── 本文 ──
米 ワクチン接種ペース減速 “政治的立場で意識に違い”

アメリカは4日、独立記念日を迎えましたが、バイデン政権がこの日までに目指していた「18歳以上の70%が新型コロナウイルスワクチンを少なくとも1回接種する」という目標には達していません。1日当たりのワクチンの接種回数はピーク時のおよそ6分の1とペースの減速が顕著となる中、州ごとの接種率の差も広がっていて、専門家は政治的な立場によるワクチンへの意識の違いも影響していると指摘しています。

アメリカでは今月3日時点で、18歳以上の67.1%が少なくとも1回、ワクチンを接種していますが、バイデン政権が掲げていた「今月4日の独立記念日までに70%に到達する」という目標には達していません。

ワクチンの接種率は年齢別では若い人たち、人種別では黒人の間で低くなっていて、こうした層への接種をどう進めていくかが課題になっています。

同時に、接種率は州によっても大きな開きが出ていて、東部バーモント州やマサチューセッツ州、それにハワイ州では80%を超えた一方、南部ミシシッピ州は46.3%、ルイジアナ州は49.2%、西部ワイオミング州は50.2%にとどまり、いわゆるリベラルな考えの人が多い民主党の地盤とされる州で接種率が高く、保守層が多い共和党の地盤とされる州では低い傾向になっています。

民間の財団が5月下旬に行った世論調査では「まだワクチンを接種していない」と答えた人の内訳は共和党の支持者が49%を占めた一方、民主党の支持者は29%でした。

アメリカでは「個人の自由」の尊重を重視する考え方があり、新型コロナウイルスの感染対策をめぐっても、これまで共和党側が、経済活動の制限に反対して、バイデン政権で政策立案を担う専門家を繰り返し批判するなど、政治的な対立も浮き彫りになっています。

専門家は政治的な立場によるワクチンへの意識の違いも接種率に影響しているとして「共和党の支持者はワクチンに関する否定的な情報に接することが多く、接種に消極的な姿勢につながっている。接種率を向上させるには科学的な情報だけでは不十分で人々の感情に向き合う戦略が必要だ」と指摘しています。

接種率 大統領選の結果で差

アメリカCDC=疾病対策センターによりますと、少なくとも1回、ワクチンを接種した人の割合は、最も高い東部バーモント州の85.4%から、最も低い南部ミシシッピ州の46.3%まで州によって大きな開きがあります。

全体的な傾向としては、東部の州や西部の州で接種率が高い一方、南部や中西部では接種率が低くなっています。

このうち、接種率の高い上位20の州はすべて2020年の大統領選挙でバイデン大統領が勝利した州で、下位20の州は、ネバダ州とジョージア州を除きトランプ前大統領が勝利した州となっていて、リベラルな層が多い民主党の地盤とされる州で接種率が高く、保守層が多い共和党の地盤とされる州で接種率が低い傾向となっています。

CDCのワレンスキー所長は今月1日の会見で「アメリカ南東部や中西部の地域ではワクチンの接種率が低く、一部の地域ではすでに感染者の増加が起きている」と述べてこうした地域で再び感染の急激な拡大が起きる可能性があると指摘しました。
───
(課題 1) 米国のワクチン接種をめぐる記事から、「同時に、接種率は州によっても」から「が必要だ」と指摘しています。」までの部分をそのまま引用せよ。
(課題 2) 米国のワクチン接種をめぐる記事の続きを、最後の文のあとから書け。
次のデータは、上の記事とは関係のない別の資料である。
── データ ──
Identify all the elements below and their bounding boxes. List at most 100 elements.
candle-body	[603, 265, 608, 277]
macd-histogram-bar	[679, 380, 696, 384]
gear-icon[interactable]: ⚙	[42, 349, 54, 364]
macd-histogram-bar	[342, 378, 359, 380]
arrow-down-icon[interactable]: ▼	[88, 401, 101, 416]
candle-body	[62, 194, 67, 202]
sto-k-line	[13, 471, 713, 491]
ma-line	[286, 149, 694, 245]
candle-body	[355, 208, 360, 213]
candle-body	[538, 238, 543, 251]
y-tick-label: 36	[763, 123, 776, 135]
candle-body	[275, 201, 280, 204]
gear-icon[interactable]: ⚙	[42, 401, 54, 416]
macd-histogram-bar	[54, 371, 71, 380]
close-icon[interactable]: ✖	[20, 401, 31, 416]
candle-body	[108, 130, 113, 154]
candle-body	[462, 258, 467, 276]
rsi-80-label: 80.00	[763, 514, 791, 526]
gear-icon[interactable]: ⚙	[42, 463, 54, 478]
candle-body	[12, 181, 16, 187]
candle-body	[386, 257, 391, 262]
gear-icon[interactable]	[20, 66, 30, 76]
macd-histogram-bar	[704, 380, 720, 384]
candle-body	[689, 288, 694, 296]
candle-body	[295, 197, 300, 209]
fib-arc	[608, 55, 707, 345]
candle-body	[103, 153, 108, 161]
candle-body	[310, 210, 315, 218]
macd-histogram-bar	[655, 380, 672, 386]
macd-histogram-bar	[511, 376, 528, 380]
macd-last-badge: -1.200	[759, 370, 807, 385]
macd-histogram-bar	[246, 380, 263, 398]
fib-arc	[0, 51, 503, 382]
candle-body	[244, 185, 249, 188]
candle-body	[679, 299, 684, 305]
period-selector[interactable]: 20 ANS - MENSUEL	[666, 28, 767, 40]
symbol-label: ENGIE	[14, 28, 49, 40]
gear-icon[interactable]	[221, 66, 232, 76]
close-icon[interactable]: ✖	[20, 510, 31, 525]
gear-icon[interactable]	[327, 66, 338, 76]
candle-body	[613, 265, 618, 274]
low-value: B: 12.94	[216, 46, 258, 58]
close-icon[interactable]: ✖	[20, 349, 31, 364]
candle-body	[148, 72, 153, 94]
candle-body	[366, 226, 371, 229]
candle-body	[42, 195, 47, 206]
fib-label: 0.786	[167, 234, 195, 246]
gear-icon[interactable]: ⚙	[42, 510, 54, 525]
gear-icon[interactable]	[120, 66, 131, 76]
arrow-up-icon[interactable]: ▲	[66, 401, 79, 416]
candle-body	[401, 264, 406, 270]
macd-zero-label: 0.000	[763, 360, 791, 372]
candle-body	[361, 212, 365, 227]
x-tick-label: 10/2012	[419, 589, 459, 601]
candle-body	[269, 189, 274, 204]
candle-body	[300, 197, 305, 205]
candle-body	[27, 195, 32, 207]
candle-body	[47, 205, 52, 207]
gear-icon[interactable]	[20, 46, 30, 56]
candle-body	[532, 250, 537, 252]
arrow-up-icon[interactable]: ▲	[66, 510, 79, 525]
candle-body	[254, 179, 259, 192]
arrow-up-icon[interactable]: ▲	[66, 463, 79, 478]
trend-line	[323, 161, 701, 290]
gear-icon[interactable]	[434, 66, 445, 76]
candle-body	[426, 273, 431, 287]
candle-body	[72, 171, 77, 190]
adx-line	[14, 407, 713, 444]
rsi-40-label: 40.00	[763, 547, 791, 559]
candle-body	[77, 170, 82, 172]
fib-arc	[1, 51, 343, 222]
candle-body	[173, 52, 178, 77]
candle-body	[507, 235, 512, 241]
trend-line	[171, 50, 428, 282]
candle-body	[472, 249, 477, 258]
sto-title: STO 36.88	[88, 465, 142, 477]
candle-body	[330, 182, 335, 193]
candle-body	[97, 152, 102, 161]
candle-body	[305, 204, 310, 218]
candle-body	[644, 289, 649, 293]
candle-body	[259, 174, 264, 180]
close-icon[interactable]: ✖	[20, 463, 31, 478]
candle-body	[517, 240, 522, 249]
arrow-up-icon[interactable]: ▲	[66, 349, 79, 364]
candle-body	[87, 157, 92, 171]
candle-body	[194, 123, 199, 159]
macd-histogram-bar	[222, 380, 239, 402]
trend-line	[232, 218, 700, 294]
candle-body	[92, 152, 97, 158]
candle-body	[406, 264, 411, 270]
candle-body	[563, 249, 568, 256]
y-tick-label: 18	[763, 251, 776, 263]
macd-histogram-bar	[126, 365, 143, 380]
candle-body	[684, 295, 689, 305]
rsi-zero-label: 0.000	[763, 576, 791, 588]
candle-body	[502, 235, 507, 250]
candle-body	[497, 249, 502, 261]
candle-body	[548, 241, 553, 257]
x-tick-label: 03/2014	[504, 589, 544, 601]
───
(解答 1)
同時に、接種率は州によっても大きな開きが出ていて、東部バーモント州やマサチューセッツ州、それにハワイ州では80%を超えた一方、南部ミシシッピ州は46.3%、ルイジアナ州は49.2%、西部ワイオミング州は50.2%にとどまり、いわゆるリベラルな考えの人が多い民主党の地盤とされる州で接種率が高く、保守層が多い共和党の地盤とされる州では低い傾向になっています。

民間の財団が5月下旬に行った世論調査では「まだワクチンを接種していない」と答えた人の内訳は共和党の支持者が49%を占めた一方、民主党の支持者は29%でした。

アメリカでは「個人の自由」の尊重を重視する考え方があり、新型コロナウイルスの感染対策をめぐっても、これまで共和党側が、経済活動の制限に反対して、バイデン政権で政策立案を担う専門家を繰り返し批判するなど、政治的な対立も浮き彫りになっています。

専門家は政治的な立場によるワクチンへの意識の違いも接種率に影響しているとして「共和党の支持者はワクチンに関する否定的な情報に接することが多く、接種に消極的な姿勢につながっている。接種率を向上させるには科学的な情報だけでは不十分で人々の感情に向き合う戦略が必要だ」と指摘しています。

(解答 2)
CDCではこうした地域で重点的に感染対策を行うチームを立ち上げ集団感染が起きた場合に迅速な追跡と隔離を行うほか、ワクチン接種を呼びかけるキャンペーンを行うなどして感染の再拡大を防ぎたいとしています。

地域単位でワクチン接種の働きかけも

アメリカでは、政府や公的機関による啓発活動だけでなく、よりきめ細かな地域単位でのワクチン接種の働きかけも進んでいます。

全米の大学に基盤を持つ組織「インターフェイス・ユース・コア」は、さまざまな宗教の間の協力を推進するための団体ですが、この4月から、ワクチンの啓発活動に参加し、現在、およそ1500人の若いボランティアが活動しています。

この団体では特に、ワクチンの接種に消極的だったり不信感が強かったりする宗教コミュニティーに対し、そのコミュニティーに属する学生らが働きかけるという方法をとっています。

南部ノースカロライナ州で活動するジェイミー・モケットさんは、ワクチンについての知識を身につけ、カウンセリングの訓練も受けたうえで、自分の所属するキリスト教の教会を中心に、接種をためらっている人に対し、働きかけを行っています。

モケットさんによりますと、教会に通う人たちの中には「ワクチンは不妊になる」という誤った情報をもとに「将来、妊娠できなくなるのが怖いので接種しない」という人や、「これまで何人もの感染した人と接触したが感染しなかったので、ワクチンは必要ない」という人、それに「親が反対するので接種できない」という人などさまざまな事情の人がいるということです。

モケットさんは、それぞれの事情をじっくり聞き、信頼関係を作ったうえで、ワクチンの仕組みや、どのように安全性が確認されているかなどを説明するようにしているということです。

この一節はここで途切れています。